**Problem**
Copy the records from the line containing "responses-section-header: Responses (30, 91, 910, 145)" through the line containing "295, 900, 325)", substituting "127.0.0.1" for every "localhost" and leaving all else unchanged.
==*==
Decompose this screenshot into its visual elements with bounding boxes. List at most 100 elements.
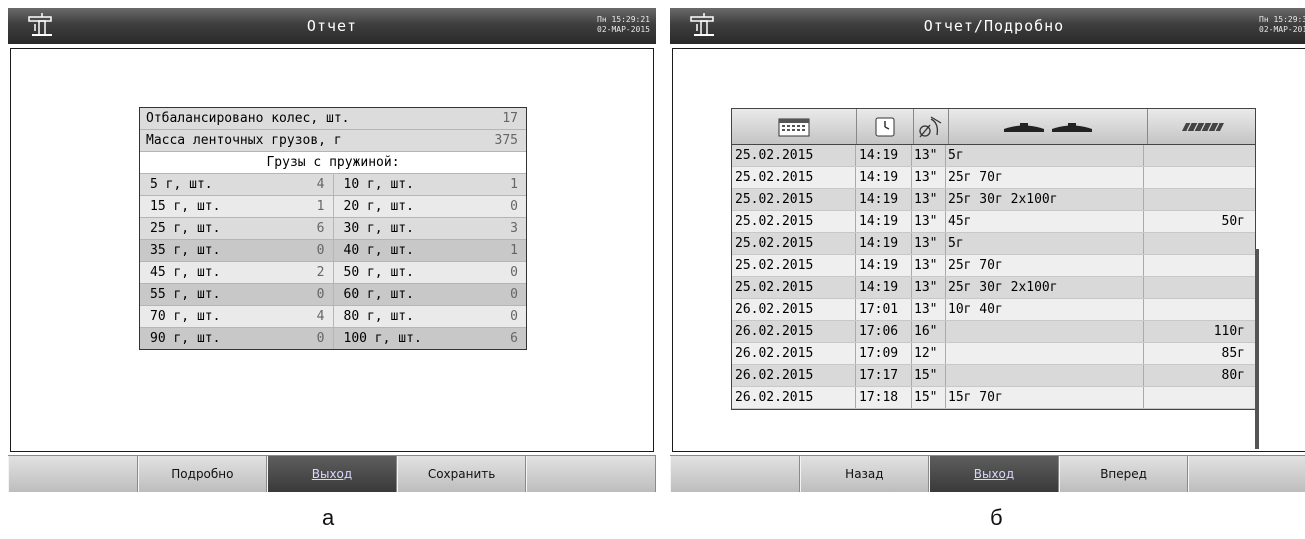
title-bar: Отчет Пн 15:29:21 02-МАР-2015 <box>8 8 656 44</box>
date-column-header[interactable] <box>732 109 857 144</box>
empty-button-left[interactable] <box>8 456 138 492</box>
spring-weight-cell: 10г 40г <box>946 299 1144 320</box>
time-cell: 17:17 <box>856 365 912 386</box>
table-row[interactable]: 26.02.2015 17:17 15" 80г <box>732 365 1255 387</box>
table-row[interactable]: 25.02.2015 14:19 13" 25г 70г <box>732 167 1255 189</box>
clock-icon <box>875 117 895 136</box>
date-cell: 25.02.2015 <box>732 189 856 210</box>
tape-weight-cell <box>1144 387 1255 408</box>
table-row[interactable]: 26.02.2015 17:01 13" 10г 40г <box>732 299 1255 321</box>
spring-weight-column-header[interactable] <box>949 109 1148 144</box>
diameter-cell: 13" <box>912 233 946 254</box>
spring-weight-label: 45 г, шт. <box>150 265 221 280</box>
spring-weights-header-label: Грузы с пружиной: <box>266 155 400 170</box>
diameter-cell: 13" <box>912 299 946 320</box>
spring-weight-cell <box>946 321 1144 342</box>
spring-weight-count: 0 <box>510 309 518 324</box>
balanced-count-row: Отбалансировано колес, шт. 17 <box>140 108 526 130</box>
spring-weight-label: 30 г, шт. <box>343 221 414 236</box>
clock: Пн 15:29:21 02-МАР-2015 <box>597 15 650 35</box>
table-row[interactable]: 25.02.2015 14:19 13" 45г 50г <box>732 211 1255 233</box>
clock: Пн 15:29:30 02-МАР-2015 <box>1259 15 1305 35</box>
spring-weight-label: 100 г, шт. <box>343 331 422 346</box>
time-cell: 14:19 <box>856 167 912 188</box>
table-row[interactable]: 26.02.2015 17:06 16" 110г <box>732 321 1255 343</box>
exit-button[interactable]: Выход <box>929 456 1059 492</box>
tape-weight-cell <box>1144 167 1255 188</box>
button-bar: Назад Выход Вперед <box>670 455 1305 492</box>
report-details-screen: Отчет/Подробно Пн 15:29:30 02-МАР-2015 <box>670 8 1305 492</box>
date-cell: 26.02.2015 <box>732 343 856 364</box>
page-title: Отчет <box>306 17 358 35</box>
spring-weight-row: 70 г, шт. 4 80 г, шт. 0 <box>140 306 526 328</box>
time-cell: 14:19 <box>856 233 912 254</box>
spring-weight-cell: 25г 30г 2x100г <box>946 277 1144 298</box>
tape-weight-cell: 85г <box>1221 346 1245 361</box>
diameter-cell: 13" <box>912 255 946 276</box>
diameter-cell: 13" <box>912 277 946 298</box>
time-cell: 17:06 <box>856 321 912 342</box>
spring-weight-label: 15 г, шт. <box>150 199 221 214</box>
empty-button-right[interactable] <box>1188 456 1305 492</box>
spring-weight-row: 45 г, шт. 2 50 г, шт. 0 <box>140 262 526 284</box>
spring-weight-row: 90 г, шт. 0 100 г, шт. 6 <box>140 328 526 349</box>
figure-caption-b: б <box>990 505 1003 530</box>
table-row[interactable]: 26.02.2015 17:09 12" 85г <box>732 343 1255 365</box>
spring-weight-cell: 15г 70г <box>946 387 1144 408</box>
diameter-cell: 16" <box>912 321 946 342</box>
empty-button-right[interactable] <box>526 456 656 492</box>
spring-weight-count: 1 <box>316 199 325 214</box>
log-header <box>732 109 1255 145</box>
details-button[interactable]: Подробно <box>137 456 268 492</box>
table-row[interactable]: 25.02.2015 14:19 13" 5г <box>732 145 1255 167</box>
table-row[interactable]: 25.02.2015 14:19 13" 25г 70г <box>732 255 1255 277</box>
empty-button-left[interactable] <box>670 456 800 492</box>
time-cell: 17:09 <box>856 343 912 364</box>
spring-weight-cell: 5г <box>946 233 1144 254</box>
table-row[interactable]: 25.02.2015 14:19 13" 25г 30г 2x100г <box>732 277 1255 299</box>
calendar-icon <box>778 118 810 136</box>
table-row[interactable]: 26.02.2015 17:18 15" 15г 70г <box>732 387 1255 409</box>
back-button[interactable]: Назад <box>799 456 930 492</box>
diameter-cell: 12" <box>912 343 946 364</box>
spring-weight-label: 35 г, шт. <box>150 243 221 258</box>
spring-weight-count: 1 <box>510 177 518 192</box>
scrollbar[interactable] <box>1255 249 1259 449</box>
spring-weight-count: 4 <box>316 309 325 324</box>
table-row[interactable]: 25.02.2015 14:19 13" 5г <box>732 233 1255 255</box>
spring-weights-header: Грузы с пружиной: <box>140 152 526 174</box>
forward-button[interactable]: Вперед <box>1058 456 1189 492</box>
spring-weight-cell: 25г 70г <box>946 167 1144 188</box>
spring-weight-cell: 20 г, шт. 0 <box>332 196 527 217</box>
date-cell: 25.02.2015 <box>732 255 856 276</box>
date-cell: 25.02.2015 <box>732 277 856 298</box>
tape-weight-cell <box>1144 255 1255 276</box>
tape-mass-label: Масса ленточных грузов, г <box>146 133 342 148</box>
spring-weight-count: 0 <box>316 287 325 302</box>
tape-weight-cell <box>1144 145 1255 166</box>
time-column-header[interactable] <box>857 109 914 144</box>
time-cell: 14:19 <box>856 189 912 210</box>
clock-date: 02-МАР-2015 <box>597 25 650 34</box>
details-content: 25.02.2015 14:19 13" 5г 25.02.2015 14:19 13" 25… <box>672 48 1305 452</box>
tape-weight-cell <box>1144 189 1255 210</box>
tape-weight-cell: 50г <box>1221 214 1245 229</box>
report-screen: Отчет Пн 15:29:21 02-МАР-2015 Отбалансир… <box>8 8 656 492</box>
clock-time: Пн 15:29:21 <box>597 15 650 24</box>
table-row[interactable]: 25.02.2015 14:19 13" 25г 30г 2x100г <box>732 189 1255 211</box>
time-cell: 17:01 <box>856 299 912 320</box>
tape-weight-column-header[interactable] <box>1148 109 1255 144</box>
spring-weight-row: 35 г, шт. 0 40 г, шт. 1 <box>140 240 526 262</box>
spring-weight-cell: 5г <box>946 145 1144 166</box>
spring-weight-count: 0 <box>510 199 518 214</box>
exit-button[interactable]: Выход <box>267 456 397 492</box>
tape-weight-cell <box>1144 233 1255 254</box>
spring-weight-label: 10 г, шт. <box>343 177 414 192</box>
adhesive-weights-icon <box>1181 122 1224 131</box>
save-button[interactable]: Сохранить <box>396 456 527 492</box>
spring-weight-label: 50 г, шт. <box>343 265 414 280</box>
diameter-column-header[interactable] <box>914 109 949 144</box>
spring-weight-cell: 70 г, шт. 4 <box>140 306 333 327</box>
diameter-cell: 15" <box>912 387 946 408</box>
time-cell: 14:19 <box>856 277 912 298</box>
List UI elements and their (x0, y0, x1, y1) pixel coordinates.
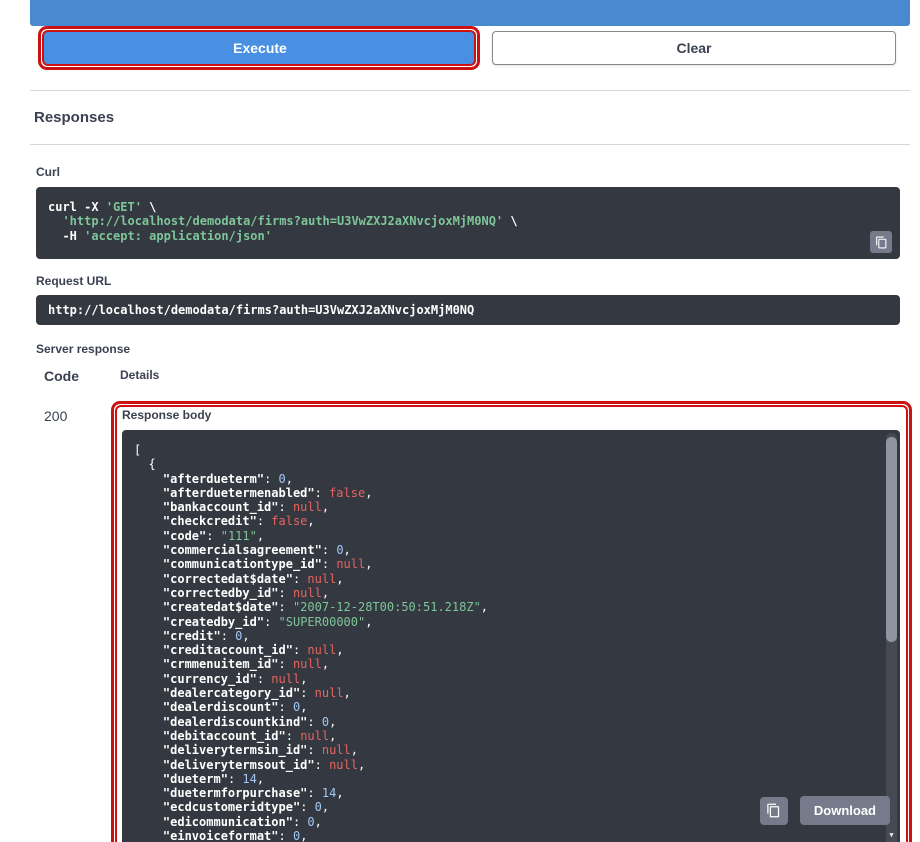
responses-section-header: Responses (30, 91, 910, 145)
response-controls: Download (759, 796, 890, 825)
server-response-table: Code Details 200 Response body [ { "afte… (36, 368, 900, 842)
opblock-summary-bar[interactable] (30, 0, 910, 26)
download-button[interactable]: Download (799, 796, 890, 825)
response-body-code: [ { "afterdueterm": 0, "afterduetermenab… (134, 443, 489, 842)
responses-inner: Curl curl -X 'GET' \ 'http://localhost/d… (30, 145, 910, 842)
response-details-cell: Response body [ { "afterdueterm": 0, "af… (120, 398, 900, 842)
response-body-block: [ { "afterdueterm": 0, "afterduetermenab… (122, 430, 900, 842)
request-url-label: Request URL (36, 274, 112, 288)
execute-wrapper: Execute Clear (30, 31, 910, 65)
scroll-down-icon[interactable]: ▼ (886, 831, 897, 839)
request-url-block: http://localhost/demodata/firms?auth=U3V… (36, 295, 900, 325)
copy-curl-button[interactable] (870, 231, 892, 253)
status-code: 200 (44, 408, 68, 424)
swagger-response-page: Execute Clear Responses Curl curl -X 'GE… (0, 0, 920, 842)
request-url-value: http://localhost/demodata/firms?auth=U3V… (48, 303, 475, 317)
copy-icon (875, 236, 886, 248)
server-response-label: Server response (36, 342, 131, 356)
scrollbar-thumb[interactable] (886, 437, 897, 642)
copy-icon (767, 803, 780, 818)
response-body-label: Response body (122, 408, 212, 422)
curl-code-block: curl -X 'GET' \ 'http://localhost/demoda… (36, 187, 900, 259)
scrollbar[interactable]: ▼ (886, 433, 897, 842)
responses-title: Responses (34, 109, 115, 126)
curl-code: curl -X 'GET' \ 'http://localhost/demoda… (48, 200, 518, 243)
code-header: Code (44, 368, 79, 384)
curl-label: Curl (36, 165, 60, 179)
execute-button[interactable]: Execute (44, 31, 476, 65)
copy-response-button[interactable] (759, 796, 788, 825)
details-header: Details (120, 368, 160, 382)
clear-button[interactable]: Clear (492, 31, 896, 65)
==*==
**Worked answer**
responses-section-header: Responses (30, 91, 910, 145)
response-controls: Download (759, 796, 890, 825)
server-response-table: Code Details 200 Response body [ { "afte… (36, 368, 900, 842)
opblock-summary-bar[interactable] (30, 0, 910, 26)
download-button[interactable]: Download (799, 796, 890, 825)
response-body-code: [ { "afterdueterm": 0, "afterduetermenab… (134, 443, 489, 842)
responses-inner: Curl curl -X 'GET' \ 'http://127.0.0.1/d… (30, 145, 910, 842)
response-details-cell: Response body [ { "afterdueterm": 0, "af… (120, 398, 900, 842)
response-body-block: [ { "afterdueterm": 0, "afterduetermenab… (122, 430, 900, 842)
request-url-label: Request URL (36, 274, 112, 288)
execute-wrapper: Execute Clear (30, 31, 910, 65)
scroll-down-icon[interactable]: ▼ (886, 831, 897, 839)
request-url-block: http://127.0.0.1/demodata/firms?auth=U3V… (36, 295, 900, 325)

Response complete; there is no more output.